Required work: What lines of the data hold the string "used"? Pull each one out.

+ + + + +

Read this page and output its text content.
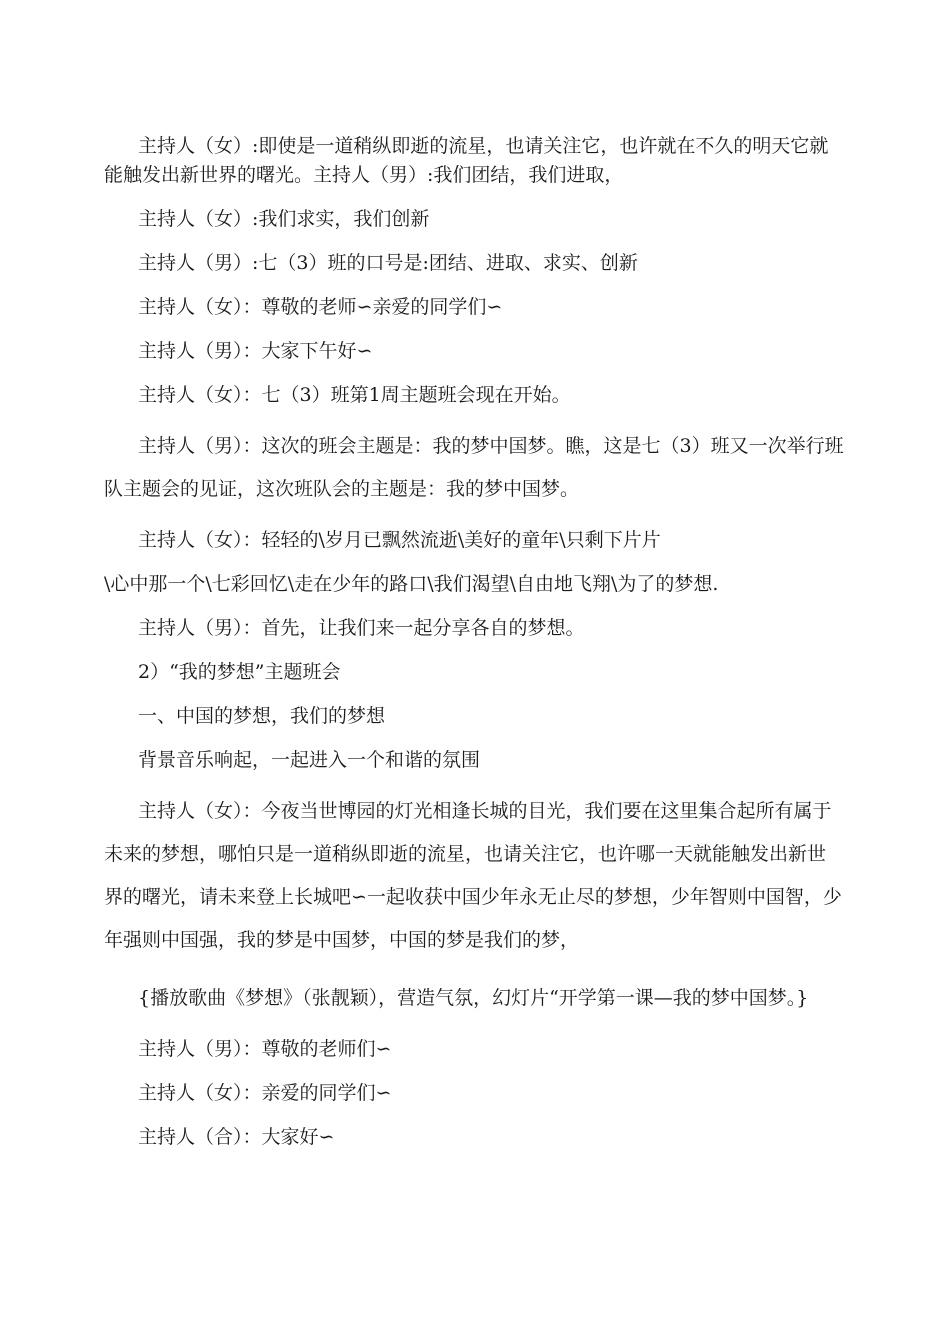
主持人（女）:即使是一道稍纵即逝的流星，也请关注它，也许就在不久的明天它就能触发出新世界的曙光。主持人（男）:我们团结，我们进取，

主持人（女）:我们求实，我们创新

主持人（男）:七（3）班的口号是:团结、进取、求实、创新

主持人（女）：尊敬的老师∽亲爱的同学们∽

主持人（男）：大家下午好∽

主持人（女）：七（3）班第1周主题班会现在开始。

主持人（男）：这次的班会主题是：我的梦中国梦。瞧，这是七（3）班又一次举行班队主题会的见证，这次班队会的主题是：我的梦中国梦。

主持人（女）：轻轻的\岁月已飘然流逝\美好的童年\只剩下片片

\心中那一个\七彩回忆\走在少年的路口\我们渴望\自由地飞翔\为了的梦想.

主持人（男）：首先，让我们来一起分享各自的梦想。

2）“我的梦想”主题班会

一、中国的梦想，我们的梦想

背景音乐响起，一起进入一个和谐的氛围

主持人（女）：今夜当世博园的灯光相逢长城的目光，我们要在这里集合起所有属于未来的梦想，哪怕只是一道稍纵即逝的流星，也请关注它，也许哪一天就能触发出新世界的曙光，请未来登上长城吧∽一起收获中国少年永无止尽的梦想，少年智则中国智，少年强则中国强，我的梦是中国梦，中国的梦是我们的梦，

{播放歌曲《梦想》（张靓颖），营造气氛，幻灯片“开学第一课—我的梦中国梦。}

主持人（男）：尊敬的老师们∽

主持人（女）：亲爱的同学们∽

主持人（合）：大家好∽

+ + + + +

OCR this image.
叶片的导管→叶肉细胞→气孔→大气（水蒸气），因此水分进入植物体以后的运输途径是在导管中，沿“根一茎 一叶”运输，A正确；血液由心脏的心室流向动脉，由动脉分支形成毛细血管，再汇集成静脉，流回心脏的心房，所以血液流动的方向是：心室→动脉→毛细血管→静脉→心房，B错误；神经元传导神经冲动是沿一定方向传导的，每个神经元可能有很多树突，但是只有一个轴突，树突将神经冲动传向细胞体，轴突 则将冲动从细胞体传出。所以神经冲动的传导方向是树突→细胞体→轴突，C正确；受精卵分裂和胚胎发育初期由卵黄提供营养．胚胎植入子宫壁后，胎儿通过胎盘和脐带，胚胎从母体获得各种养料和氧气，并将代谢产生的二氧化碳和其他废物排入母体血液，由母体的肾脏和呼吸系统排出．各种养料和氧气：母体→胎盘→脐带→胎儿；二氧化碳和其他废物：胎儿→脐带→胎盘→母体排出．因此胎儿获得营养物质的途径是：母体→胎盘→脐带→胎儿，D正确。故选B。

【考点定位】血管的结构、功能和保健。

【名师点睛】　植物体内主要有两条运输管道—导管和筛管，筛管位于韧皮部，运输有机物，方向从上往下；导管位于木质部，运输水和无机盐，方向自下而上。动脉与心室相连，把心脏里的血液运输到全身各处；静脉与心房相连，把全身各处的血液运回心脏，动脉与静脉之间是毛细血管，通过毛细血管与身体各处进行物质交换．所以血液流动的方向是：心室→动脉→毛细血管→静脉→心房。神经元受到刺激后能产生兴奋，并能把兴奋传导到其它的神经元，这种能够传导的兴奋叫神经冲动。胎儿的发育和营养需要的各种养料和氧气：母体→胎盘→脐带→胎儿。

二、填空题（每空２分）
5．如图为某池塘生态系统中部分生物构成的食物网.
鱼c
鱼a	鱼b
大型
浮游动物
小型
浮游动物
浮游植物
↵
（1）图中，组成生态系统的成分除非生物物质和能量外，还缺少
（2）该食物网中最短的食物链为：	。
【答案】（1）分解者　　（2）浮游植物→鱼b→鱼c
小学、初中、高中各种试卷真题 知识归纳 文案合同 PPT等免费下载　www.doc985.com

+ + + + +

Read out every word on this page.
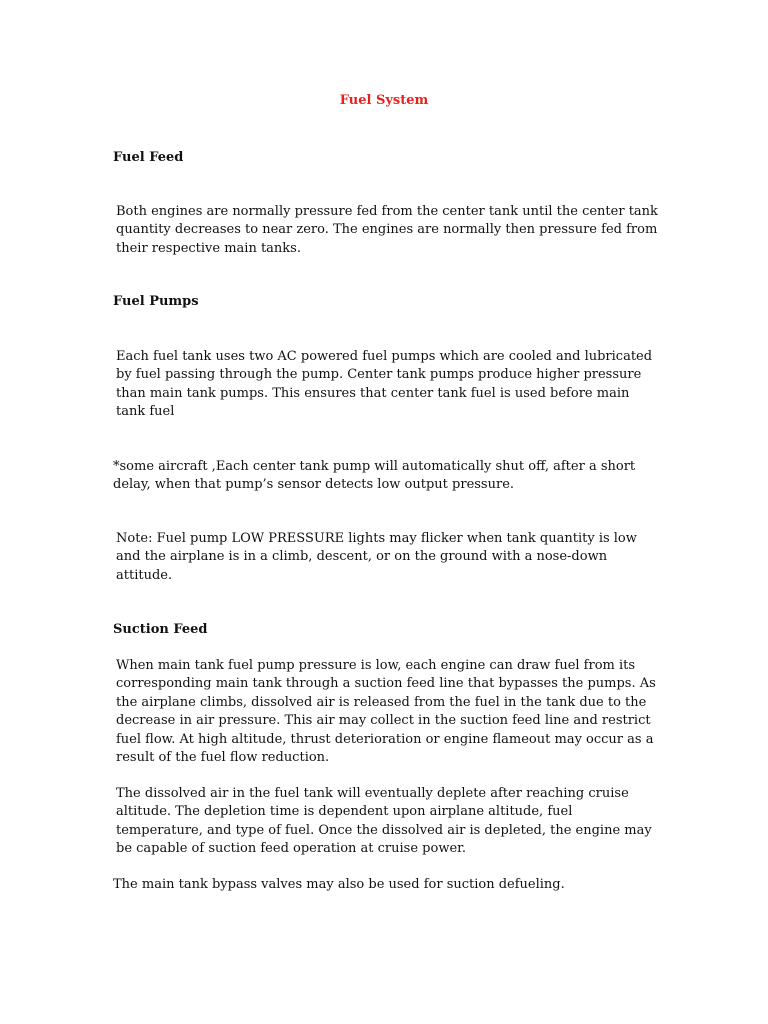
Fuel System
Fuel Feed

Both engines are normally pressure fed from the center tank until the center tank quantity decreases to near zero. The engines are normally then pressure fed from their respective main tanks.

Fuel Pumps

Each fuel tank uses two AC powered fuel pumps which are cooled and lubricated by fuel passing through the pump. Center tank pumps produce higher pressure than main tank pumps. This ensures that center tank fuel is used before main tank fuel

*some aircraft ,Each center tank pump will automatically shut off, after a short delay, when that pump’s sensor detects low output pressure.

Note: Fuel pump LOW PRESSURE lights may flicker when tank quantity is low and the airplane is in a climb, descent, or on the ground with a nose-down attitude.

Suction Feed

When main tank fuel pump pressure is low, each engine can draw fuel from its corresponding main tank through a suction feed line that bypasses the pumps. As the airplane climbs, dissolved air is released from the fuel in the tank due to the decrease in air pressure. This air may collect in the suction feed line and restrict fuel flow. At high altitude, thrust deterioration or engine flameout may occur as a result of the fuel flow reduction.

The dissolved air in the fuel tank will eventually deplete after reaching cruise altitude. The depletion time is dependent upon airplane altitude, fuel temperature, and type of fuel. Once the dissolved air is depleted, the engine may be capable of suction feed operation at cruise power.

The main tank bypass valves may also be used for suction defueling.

+ + + + +

Written answer:
Each fuel tank uses two AC powered fuel pumps which are cooled and lubricated by fuel passing through the pump. Center tank pumps produce higher pressure than main tank pumps. This ensures that center tank fuel is used before main tank fuel
The main tank bypass valves may also be used for suction defueling.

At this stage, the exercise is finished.